EXERCISE OBJECTIVE
Pull out every line with the word "fisheries" from the entries below.

SUPPLIED MATERIAL

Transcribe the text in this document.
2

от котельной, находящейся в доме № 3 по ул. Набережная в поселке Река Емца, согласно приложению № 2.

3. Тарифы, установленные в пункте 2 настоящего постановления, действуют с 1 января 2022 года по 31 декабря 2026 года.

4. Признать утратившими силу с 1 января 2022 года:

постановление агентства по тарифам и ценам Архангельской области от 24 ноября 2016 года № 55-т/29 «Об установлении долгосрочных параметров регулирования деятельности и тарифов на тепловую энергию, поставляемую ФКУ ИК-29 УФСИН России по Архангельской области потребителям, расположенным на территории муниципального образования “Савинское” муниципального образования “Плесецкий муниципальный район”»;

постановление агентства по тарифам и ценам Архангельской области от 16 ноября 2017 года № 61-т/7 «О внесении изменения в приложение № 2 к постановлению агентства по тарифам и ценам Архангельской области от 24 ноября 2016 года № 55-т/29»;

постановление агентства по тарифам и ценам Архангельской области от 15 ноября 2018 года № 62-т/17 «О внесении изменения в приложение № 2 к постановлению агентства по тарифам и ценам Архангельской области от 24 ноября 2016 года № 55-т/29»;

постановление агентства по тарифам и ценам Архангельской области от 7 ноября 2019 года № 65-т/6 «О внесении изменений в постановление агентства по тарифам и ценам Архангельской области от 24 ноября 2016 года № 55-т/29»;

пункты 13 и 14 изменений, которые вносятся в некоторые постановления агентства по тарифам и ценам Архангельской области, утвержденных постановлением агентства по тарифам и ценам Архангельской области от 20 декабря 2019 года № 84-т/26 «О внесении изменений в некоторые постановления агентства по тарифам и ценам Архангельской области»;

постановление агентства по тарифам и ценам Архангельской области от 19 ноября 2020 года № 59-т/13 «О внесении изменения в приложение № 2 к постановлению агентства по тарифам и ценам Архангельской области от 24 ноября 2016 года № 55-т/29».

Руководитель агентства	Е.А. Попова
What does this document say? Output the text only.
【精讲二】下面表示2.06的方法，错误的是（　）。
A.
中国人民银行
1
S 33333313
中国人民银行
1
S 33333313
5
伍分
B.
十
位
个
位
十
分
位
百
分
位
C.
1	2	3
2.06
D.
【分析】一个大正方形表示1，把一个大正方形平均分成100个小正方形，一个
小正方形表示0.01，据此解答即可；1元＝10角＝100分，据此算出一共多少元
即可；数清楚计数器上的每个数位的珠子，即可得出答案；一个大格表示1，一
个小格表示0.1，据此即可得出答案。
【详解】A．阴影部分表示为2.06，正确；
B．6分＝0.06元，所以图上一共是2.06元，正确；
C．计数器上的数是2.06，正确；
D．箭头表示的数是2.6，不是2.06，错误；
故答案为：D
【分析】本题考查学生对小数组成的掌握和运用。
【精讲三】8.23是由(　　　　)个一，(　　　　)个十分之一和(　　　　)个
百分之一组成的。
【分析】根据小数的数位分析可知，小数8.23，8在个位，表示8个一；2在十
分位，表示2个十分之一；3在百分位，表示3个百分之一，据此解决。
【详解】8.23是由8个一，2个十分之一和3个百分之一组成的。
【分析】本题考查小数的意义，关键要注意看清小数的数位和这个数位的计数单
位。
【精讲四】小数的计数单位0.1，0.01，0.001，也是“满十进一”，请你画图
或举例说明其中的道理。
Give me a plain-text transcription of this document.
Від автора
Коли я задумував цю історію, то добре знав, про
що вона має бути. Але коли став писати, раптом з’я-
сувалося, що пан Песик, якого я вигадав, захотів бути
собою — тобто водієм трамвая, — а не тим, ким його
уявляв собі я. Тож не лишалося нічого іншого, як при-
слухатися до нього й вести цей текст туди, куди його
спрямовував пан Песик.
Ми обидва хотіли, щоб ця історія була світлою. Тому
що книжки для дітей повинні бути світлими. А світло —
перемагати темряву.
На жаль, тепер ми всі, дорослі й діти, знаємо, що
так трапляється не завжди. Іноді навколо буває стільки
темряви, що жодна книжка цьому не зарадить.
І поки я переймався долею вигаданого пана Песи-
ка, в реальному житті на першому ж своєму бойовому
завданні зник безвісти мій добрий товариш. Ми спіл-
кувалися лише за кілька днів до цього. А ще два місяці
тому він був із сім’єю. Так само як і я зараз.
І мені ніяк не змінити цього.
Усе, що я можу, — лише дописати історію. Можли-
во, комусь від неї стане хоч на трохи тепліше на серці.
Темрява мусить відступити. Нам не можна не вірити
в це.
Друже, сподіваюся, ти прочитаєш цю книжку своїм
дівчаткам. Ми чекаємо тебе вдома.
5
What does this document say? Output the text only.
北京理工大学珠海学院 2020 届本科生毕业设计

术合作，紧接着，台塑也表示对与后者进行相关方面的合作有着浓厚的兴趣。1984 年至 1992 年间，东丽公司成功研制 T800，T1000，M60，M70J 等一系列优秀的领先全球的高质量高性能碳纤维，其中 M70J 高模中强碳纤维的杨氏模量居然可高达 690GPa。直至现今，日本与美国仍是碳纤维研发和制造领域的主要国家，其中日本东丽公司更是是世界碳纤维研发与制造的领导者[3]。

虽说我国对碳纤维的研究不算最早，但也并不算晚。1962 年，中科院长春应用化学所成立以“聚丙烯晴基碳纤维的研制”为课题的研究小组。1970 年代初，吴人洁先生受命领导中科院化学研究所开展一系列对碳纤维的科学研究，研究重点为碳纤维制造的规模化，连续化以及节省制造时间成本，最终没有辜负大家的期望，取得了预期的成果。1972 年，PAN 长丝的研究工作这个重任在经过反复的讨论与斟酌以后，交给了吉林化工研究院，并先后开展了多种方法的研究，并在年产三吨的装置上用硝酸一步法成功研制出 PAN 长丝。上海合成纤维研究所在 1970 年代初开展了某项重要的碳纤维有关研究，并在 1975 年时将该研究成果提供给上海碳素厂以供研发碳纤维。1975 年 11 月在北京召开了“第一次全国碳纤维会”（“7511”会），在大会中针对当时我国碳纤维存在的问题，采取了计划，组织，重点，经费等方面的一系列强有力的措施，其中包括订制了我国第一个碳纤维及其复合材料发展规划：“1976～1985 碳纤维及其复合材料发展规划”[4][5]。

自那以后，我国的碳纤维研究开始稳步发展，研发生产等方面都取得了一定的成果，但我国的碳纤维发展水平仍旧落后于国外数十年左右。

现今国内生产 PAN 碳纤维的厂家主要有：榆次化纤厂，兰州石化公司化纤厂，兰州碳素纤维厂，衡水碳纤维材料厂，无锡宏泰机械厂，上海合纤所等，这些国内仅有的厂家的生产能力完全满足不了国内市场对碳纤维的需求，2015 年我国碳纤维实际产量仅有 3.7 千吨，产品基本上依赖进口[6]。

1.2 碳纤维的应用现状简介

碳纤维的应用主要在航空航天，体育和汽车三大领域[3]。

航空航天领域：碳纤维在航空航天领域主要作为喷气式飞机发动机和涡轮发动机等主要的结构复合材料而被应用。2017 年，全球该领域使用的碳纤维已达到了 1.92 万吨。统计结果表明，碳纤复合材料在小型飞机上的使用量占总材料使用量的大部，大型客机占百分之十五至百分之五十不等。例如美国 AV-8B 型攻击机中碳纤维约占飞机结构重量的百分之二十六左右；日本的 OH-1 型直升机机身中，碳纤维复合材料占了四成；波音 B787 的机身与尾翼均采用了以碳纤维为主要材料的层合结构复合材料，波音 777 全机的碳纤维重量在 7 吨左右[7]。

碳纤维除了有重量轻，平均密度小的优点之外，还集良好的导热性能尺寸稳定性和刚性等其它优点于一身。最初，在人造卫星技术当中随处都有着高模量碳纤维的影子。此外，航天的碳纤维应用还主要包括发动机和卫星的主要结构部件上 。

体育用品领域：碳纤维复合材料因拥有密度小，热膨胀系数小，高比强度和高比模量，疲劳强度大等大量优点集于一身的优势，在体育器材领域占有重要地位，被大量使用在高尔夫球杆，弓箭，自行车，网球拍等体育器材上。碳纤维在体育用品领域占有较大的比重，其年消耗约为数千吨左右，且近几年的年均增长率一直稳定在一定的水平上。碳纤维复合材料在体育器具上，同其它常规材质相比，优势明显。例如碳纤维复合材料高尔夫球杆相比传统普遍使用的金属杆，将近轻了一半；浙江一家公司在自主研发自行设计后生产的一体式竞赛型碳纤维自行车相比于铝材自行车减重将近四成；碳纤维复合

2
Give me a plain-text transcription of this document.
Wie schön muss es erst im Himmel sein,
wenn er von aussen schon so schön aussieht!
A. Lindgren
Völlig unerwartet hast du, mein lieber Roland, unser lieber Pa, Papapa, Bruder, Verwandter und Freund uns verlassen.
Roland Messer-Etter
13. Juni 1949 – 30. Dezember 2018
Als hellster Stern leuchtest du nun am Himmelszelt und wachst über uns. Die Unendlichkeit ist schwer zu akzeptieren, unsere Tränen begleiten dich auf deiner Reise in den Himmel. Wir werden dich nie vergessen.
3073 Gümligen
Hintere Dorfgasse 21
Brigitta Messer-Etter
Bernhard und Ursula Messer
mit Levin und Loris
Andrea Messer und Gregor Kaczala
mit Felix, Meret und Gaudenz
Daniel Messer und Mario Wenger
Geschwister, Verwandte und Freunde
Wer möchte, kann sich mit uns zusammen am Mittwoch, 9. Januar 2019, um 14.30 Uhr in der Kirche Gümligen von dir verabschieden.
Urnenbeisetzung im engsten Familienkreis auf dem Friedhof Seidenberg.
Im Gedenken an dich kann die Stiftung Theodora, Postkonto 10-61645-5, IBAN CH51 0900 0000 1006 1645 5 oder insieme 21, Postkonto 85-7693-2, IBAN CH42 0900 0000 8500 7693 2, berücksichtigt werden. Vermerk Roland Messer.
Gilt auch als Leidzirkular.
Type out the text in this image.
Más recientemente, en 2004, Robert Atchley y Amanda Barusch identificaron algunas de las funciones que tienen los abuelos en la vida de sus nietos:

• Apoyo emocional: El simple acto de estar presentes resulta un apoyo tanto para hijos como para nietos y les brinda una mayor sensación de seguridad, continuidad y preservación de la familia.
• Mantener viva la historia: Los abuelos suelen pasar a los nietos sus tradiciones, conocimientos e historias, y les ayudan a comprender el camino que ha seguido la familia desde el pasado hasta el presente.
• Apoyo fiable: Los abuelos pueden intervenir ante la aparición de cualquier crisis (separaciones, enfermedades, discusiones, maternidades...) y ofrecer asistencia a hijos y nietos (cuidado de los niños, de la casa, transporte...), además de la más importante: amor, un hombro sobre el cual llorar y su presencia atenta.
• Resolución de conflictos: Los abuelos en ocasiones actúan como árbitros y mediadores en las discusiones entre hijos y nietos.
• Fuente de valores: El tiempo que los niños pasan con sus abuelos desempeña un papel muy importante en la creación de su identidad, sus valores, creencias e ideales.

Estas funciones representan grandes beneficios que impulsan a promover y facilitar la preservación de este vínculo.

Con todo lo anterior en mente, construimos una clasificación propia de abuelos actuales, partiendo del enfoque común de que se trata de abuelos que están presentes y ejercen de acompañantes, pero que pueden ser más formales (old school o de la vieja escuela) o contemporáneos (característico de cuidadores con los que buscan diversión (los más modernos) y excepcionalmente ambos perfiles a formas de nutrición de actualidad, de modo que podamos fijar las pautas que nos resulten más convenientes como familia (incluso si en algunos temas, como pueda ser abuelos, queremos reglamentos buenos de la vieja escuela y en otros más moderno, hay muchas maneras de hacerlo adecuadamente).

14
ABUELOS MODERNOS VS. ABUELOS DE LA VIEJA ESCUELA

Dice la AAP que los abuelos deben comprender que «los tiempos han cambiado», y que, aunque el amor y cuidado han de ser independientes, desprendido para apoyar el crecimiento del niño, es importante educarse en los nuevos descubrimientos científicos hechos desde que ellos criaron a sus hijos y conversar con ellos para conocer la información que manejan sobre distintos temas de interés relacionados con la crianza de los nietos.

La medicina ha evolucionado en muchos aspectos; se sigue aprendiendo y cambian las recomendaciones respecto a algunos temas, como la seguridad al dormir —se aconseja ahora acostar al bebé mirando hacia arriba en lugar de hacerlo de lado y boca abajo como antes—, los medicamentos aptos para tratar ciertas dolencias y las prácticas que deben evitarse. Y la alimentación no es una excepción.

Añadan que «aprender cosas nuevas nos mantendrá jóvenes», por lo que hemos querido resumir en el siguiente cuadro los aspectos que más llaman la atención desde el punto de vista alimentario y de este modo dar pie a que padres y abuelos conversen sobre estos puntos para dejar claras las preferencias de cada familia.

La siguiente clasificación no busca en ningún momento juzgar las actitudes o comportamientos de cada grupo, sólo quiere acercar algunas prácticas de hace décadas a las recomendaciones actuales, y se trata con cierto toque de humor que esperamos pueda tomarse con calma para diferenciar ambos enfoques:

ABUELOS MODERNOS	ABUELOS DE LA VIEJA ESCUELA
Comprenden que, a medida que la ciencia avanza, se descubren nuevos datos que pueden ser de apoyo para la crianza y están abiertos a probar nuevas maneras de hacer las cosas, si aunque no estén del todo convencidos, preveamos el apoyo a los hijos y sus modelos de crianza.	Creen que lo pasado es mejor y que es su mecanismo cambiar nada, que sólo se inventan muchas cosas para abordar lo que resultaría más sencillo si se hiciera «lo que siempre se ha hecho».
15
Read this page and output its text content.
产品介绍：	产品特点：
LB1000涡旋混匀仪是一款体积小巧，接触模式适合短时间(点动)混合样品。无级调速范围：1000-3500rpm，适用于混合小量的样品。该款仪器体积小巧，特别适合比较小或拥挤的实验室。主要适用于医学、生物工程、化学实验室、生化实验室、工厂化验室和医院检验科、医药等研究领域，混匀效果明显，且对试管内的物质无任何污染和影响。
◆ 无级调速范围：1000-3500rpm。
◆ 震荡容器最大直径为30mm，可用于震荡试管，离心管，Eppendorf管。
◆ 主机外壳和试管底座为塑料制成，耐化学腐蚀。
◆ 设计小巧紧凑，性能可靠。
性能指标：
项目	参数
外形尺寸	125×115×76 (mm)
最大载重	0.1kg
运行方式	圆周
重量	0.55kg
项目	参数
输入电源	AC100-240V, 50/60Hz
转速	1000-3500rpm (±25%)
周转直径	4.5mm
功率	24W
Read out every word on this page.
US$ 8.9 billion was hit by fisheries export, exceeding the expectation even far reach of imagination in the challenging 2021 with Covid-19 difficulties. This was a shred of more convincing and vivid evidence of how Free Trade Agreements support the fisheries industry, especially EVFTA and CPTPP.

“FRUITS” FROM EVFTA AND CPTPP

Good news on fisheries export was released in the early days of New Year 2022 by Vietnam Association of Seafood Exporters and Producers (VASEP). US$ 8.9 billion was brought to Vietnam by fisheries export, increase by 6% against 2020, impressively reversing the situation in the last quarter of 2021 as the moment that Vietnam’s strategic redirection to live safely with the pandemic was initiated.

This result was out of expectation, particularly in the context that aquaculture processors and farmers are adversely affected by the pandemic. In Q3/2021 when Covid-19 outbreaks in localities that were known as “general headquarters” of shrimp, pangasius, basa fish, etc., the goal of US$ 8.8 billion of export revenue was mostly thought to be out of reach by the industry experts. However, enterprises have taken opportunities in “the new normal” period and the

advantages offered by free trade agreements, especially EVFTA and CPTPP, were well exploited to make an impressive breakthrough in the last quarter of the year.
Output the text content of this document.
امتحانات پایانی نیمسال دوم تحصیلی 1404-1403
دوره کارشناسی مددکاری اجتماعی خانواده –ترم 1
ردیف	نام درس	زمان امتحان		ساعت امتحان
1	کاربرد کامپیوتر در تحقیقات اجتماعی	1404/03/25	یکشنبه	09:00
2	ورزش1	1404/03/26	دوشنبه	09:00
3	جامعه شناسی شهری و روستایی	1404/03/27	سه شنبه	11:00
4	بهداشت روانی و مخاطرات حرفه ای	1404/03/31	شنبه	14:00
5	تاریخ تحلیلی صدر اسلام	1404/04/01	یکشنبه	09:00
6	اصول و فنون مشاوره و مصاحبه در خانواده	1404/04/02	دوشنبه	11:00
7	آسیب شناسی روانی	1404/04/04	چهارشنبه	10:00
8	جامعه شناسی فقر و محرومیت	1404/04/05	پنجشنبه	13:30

THE ANSWER
US$ 8.9 billion was hit by fisheries export, exceeding the expectation even far reach of imagination in the challenging 2021 with Covid-19 difficulties. This was a shred of more convincing and vivid evidence of how Free Trade Agreements support the fisheries industry, especially EVFTA and CPTPP.
Good news on fisheries export was released in the early days of New Year 2022 by Vietnam Association of Seafood Exporters and Producers (VASEP). US$ 8.9 billion was brought to Vietnam by fisheries export, increase by 6% against 2020, impressively reversing the situation in the last quarter of 2021 as the moment that Vietnam’s strategic redirection to live safely with the pandemic was initiated.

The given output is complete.